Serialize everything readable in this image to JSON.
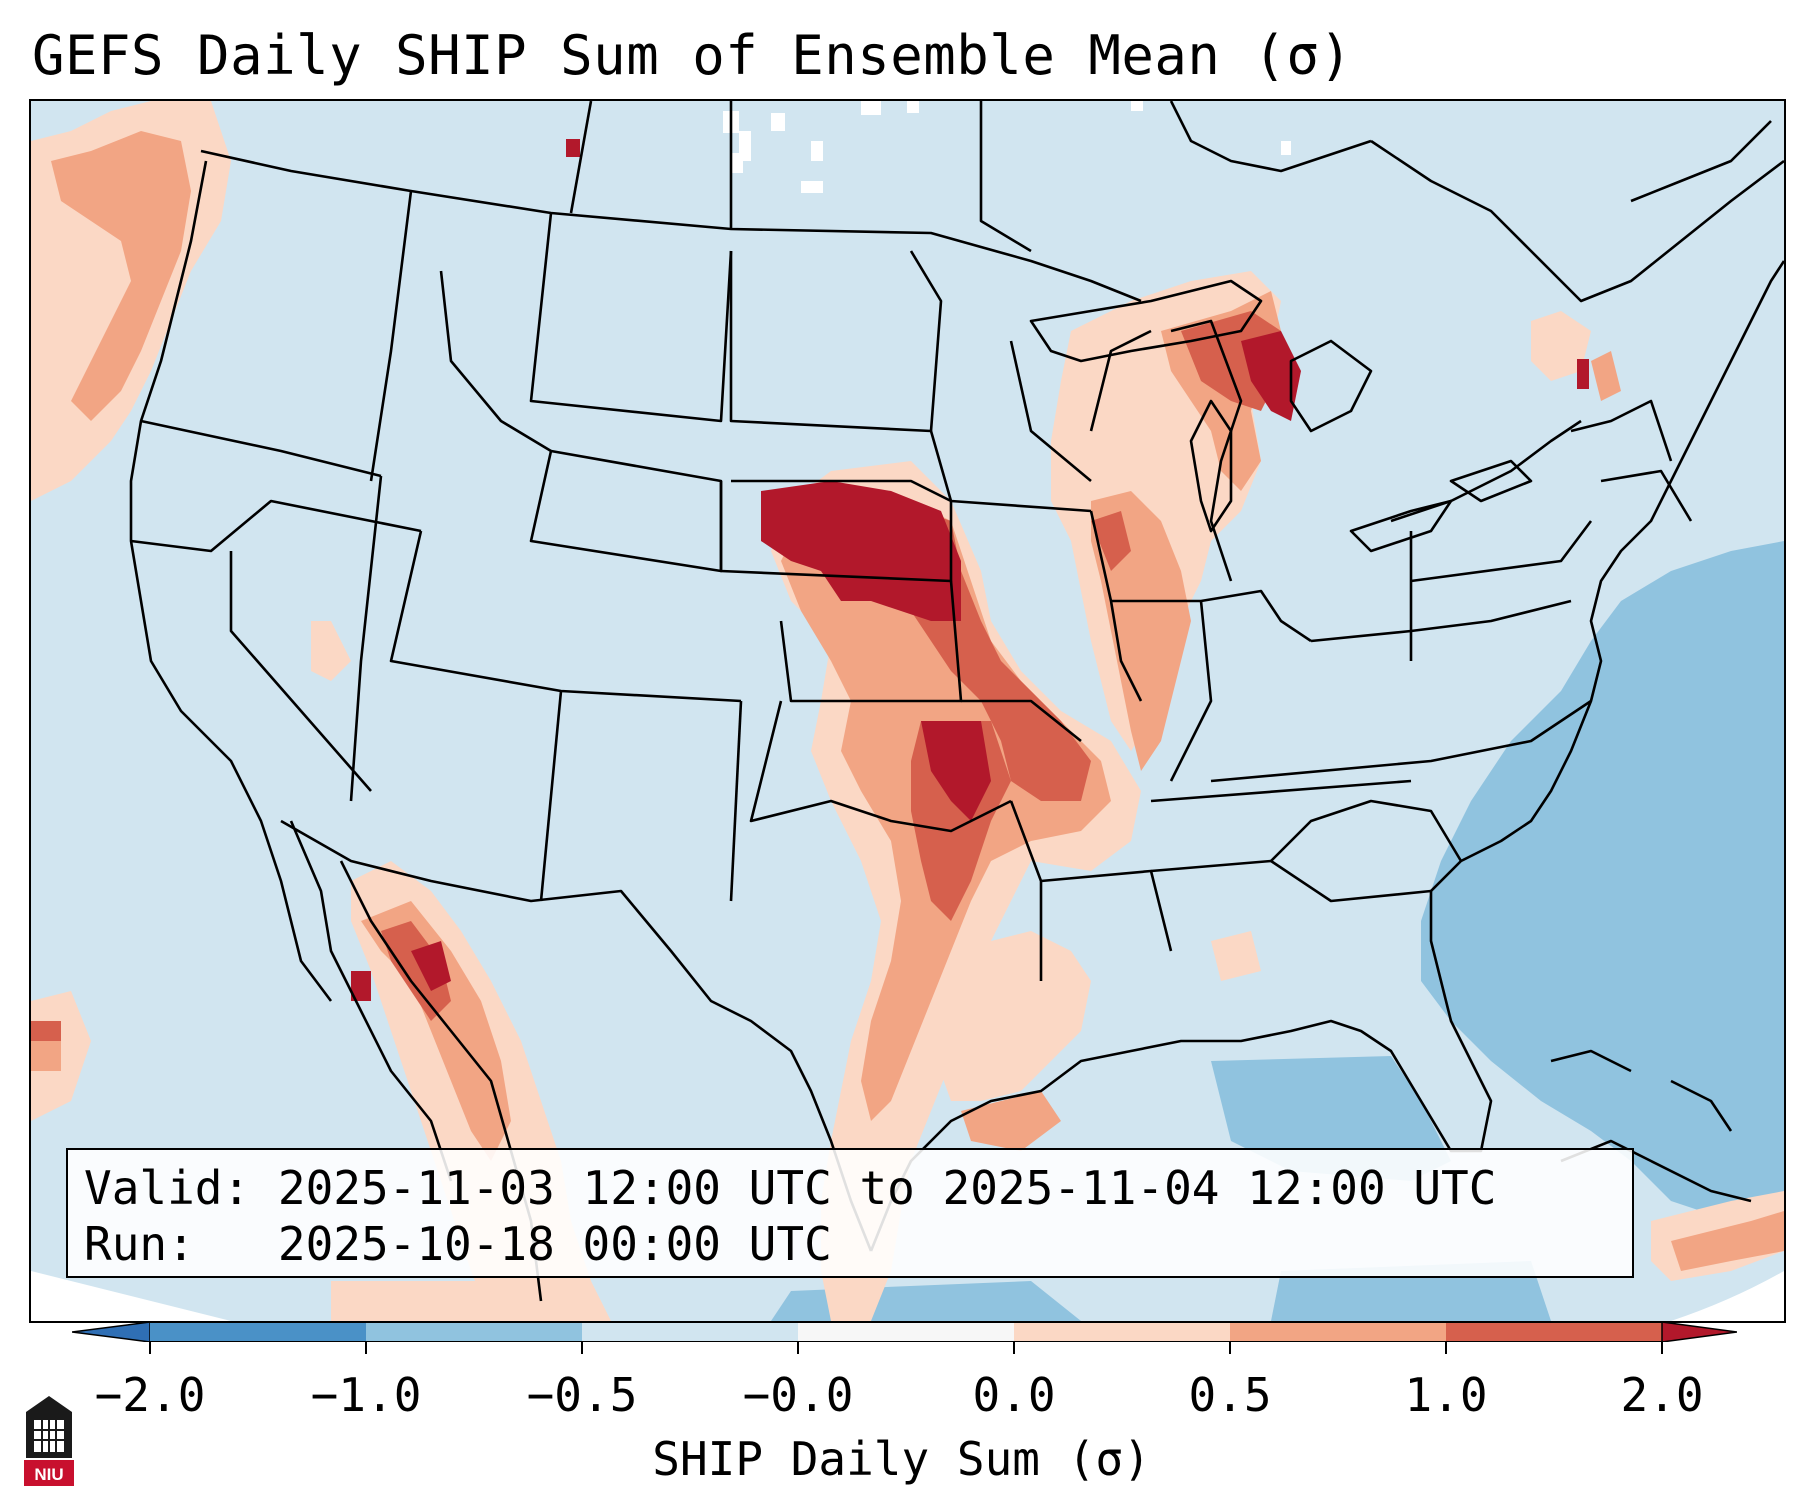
{
  "title": "GEFS Daily SHIP Sum of Ensemble Mean (σ)",
  "info": {
    "valid_label": "Valid:",
    "valid_value": "2025-11-03 12:00 UTC to 2025-11-04 12:00 UTC",
    "run_label": "Run:",
    "run_value": "2025-10-18 00:00 UTC"
  },
  "colorbar": {
    "label": "SHIP Daily Sum (σ)",
    "ticks": [
      "−2.0",
      "−1.0",
      "−0.5",
      "−0.0",
      "0.0",
      "0.5",
      "1.0",
      "2.0"
    ],
    "colors": {
      "extend_low": "#2f6fb5",
      "neg_2_to_1": "#4a91c7",
      "neg_1_to_05": "#90c3df",
      "neg_05_to_0": "#d1e5f0",
      "zero_band": "#f7f7f7",
      "pos_0_to_05": "#fbd8c5",
      "pos_05_to_1": "#f2a584",
      "pos_1_to_2": "#d6604d",
      "extend_high": "#b2182b"
    }
  },
  "logo": {
    "text": "NIU"
  }
}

----

◆ **Directive**
Count the lines of the data that include the string "SHIP", and give only that number.

◆ **Answer to the exercise**
2